Available records start

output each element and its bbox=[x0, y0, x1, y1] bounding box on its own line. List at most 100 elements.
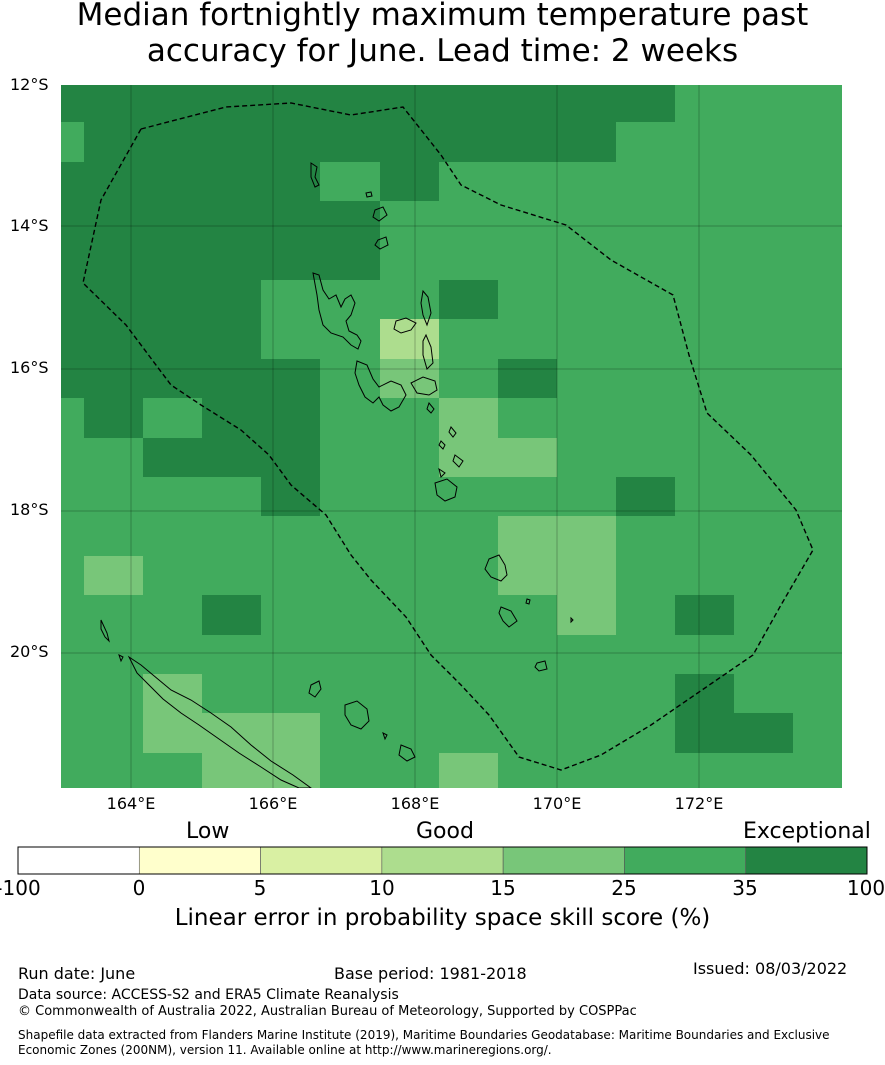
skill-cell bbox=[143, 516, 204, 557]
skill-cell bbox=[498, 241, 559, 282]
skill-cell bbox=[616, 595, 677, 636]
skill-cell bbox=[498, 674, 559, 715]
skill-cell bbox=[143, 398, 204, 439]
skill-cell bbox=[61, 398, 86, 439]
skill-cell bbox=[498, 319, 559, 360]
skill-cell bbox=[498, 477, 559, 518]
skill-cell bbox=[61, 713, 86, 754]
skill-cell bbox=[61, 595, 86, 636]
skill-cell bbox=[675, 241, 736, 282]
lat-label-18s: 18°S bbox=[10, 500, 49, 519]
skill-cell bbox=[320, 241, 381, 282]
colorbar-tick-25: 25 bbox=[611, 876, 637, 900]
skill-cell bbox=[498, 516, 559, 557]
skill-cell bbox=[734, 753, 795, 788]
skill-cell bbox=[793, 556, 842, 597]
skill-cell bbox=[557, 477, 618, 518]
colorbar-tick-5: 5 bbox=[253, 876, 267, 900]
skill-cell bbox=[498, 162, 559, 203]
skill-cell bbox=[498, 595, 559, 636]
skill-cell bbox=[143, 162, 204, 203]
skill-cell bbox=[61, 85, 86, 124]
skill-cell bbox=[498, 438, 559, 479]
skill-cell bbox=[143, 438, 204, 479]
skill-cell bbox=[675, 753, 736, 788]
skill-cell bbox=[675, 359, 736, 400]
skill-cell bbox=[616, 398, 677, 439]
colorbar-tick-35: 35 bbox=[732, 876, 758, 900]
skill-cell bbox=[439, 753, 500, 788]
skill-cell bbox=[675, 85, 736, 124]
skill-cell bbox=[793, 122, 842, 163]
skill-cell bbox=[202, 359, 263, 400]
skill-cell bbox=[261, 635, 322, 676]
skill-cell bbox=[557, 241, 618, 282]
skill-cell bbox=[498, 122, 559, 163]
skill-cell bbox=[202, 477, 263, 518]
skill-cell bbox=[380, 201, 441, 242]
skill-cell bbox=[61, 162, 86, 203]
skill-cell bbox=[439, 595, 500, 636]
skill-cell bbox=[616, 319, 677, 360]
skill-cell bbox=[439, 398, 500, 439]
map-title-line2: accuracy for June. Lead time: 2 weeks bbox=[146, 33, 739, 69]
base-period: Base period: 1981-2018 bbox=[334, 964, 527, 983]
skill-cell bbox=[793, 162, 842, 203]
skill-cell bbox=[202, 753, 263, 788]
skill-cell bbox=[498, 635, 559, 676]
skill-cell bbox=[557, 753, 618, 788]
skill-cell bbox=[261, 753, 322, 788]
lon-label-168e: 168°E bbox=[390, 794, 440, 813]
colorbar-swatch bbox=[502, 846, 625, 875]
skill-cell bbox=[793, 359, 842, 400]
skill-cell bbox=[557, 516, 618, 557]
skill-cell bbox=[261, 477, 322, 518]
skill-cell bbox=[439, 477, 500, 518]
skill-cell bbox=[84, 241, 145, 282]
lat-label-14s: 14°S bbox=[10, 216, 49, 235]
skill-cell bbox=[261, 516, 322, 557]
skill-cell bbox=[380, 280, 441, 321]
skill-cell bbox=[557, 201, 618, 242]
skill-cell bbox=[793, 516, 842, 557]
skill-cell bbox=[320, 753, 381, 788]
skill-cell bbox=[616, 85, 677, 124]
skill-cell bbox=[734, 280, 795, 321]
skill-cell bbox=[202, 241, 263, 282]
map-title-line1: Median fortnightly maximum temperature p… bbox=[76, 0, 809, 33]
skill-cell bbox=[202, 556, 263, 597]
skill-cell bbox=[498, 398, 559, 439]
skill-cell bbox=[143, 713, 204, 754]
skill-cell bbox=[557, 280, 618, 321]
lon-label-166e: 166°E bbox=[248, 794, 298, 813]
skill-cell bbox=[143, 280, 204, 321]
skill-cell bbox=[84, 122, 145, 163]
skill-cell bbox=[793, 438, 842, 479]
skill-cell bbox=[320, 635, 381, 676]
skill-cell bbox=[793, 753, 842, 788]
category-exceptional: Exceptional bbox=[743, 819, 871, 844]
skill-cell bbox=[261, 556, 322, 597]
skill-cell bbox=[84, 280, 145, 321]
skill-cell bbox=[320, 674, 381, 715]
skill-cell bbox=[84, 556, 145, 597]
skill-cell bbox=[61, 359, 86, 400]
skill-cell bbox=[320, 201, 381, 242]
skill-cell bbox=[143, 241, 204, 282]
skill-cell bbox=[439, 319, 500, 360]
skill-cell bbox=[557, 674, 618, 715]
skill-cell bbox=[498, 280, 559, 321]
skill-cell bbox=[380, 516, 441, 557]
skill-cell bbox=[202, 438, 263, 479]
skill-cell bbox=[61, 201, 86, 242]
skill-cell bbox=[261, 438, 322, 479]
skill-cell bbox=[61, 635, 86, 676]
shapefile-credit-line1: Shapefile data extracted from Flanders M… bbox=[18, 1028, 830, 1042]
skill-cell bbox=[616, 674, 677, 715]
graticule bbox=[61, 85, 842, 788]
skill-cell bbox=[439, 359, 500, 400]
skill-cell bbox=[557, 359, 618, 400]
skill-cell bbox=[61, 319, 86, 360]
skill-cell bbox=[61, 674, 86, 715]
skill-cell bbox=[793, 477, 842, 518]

Available records end
Available records start

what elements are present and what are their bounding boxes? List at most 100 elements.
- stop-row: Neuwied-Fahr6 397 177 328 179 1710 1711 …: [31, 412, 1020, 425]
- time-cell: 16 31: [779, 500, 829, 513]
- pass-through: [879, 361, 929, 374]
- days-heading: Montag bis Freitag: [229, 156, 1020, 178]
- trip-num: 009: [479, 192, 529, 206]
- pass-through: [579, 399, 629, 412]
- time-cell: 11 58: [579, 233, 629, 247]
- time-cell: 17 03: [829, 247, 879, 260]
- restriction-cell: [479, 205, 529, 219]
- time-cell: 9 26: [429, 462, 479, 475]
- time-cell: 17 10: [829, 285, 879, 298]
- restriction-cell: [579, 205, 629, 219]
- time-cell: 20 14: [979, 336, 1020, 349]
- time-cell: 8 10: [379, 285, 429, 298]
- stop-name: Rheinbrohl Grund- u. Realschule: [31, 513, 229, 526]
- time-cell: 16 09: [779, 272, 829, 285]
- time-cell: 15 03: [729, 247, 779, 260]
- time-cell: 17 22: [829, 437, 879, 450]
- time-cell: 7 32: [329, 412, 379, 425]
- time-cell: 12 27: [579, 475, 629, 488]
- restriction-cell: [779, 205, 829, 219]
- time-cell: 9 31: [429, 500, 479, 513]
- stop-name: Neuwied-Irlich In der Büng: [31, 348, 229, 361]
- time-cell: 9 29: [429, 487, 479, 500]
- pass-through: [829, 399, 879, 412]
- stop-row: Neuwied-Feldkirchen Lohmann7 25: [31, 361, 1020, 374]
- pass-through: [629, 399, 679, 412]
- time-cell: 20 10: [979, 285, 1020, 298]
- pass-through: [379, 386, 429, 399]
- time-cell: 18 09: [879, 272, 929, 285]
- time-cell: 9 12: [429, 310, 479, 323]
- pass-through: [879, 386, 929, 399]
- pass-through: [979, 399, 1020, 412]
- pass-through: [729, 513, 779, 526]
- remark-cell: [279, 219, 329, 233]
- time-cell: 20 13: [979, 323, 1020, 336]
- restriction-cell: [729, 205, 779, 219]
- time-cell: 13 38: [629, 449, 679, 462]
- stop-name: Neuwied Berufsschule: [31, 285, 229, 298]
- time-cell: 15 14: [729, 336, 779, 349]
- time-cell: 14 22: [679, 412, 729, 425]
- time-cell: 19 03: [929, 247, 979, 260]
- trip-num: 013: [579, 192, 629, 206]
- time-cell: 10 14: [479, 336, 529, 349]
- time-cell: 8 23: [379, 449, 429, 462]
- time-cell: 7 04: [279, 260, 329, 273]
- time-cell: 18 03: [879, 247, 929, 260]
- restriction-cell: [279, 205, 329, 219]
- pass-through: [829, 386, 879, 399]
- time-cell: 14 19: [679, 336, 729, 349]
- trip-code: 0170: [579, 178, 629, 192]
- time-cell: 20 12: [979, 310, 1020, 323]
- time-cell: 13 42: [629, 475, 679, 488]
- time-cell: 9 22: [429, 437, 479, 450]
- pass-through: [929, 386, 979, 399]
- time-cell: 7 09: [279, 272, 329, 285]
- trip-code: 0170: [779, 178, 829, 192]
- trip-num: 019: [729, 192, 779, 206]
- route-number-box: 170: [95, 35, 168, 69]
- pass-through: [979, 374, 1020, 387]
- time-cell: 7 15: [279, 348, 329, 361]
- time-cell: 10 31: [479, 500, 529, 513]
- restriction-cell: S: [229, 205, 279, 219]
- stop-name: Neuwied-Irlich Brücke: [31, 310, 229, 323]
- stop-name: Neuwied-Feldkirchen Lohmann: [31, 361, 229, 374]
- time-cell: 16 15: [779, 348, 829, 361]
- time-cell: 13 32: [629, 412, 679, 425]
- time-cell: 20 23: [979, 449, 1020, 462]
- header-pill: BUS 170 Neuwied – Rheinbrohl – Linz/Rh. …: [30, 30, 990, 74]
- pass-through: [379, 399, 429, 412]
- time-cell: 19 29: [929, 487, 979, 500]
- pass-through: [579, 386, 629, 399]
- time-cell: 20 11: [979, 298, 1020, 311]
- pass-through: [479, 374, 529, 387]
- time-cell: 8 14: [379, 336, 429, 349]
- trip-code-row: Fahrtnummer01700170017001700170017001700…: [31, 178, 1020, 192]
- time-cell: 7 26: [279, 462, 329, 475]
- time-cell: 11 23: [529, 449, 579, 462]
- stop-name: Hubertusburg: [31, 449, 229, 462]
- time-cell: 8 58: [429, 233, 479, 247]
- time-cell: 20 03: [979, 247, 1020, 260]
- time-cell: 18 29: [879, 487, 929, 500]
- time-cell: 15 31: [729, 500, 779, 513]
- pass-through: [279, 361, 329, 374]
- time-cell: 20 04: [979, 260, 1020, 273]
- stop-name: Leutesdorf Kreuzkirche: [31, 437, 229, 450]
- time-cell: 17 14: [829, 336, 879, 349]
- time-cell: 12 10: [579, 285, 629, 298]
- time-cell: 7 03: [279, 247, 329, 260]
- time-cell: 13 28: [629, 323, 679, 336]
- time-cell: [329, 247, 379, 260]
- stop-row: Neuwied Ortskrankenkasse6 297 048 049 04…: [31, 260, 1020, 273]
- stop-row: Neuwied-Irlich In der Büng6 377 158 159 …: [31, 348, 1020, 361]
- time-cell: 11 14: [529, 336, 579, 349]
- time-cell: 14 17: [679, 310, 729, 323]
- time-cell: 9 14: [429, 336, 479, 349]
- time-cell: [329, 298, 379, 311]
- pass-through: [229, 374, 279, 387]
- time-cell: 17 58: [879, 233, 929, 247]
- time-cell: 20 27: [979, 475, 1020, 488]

Available records end
Available records start

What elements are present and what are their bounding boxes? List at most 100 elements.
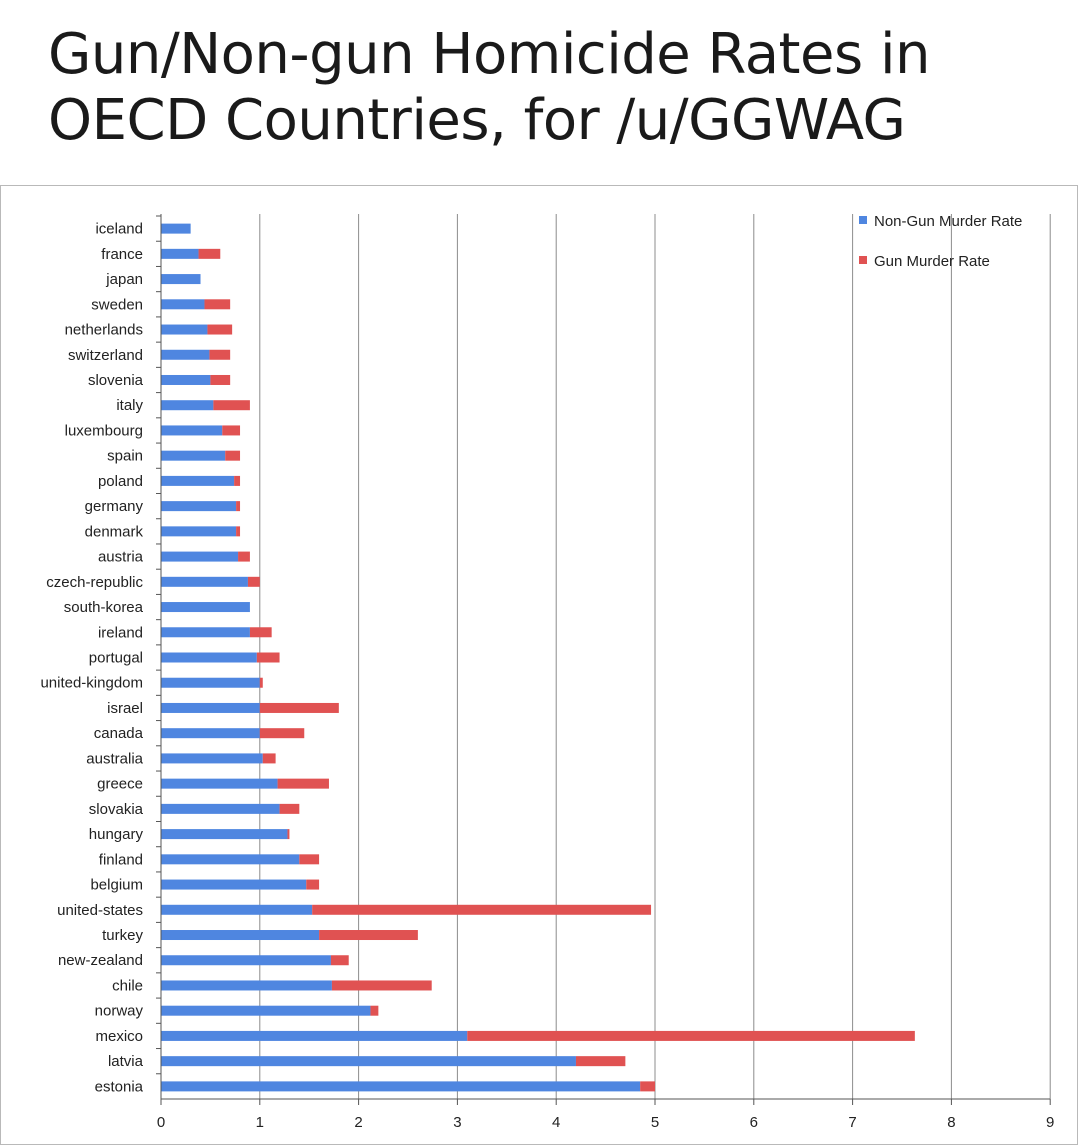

Available records end

Exercise details:
Report each line above that contains the word "their".

Correct response:
what elements are present and what are their bounding boxes? List at most 100 elements.
What elements are present and what are their bounding boxes? List at most 100 elements.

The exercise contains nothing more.